* _Problem statement_
Update the entries below by changing every "list-item-detail" to "item-note" and leaving everything else unchanged.

* _Input rows_

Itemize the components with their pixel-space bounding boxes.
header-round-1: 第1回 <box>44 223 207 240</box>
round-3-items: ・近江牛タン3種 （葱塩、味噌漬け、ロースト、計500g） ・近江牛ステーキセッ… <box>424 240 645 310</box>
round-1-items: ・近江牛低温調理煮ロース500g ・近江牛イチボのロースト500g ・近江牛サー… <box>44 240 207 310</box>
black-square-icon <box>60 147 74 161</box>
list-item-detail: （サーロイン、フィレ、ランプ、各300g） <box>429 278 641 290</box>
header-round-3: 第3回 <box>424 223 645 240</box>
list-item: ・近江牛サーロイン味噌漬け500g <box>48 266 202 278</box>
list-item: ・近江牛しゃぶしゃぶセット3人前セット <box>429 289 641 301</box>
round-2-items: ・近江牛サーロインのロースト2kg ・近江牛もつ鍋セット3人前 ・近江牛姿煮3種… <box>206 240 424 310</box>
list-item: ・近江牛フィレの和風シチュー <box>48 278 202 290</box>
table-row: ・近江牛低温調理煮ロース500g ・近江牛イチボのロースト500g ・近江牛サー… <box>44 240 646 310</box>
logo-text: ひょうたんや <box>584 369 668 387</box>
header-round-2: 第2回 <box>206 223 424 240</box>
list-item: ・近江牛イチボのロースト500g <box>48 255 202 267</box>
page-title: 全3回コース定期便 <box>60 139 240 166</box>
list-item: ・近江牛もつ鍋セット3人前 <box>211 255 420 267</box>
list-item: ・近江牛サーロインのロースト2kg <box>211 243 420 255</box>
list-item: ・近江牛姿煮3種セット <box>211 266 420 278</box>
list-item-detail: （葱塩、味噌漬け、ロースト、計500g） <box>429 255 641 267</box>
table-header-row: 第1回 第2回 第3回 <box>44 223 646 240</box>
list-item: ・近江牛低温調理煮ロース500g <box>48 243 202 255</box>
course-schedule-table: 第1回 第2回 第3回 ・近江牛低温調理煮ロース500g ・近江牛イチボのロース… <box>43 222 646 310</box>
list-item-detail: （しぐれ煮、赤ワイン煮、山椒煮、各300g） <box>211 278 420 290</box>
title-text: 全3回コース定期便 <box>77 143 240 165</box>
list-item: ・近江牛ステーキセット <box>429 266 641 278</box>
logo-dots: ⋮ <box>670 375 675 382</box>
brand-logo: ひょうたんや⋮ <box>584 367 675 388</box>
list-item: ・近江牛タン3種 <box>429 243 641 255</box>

* _Answer to this task_
Itemize the components with their pixel-space bounding boxes.
header-round-1: 第1回 <box>44 223 207 240</box>
round-3-items: ・近江牛タン3種 （葱塩、味噌漬け、ロースト、計500g） ・近江牛ステーキセッ… <box>424 240 645 310</box>
round-1-items: ・近江牛低温調理煮ロース500g ・近江牛イチボのロースト500g ・近江牛サー… <box>44 240 207 310</box>
black-square-icon <box>60 147 74 161</box>
item-note: （サーロイン、フィレ、ランプ、各300g） <box>429 278 641 290</box>
header-round-3: 第3回 <box>424 223 645 240</box>
list-item: ・近江牛サーロイン味噌漬け500g <box>48 266 202 278</box>
list-item: ・近江牛しゃぶしゃぶセット3人前セット <box>429 289 641 301</box>
round-2-items: ・近江牛サーロインのロースト2kg ・近江牛もつ鍋セット3人前 ・近江牛姿煮3種… <box>206 240 424 310</box>
list-item: ・近江牛フィレの和風シチュー <box>48 278 202 290</box>
table-row: ・近江牛低温調理煮ロース500g ・近江牛イチボのロースト500g ・近江牛サー… <box>44 240 646 310</box>
logo-text: ひょうたんや <box>584 369 668 387</box>
header-round-2: 第2回 <box>206 223 424 240</box>
list-item: ・近江牛イチボのロースト500g <box>48 255 202 267</box>
page-title: 全3回コース定期便 <box>60 139 240 166</box>
list-item: ・近江牛もつ鍋セット3人前 <box>211 255 420 267</box>
list-item: ・近江牛サーロインのロースト2kg <box>211 243 420 255</box>
list-item: ・近江牛姿煮3種セット <box>211 266 420 278</box>
item-note: （葱塩、味噌漬け、ロースト、計500g） <box>429 255 641 267</box>
table-header-row: 第1回 第2回 第3回 <box>44 223 646 240</box>
list-item: ・近江牛低温調理煮ロース500g <box>48 243 202 255</box>
course-schedule-table: 第1回 第2回 第3回 ・近江牛低温調理煮ロース500g ・近江牛イチボのロース… <box>43 222 646 310</box>
item-note: （しぐれ煮、赤ワイン煮、山椒煮、各300g） <box>211 278 420 290</box>
title-text: 全3回コース定期便 <box>77 143 240 165</box>
list-item: ・近江牛ステーキセット <box>429 266 641 278</box>
logo-dots: ⋮ <box>670 375 675 382</box>
brand-logo: ひょうたんや⋮ <box>584 367 675 388</box>
list-item: ・近江牛タン3種 <box>429 243 641 255</box>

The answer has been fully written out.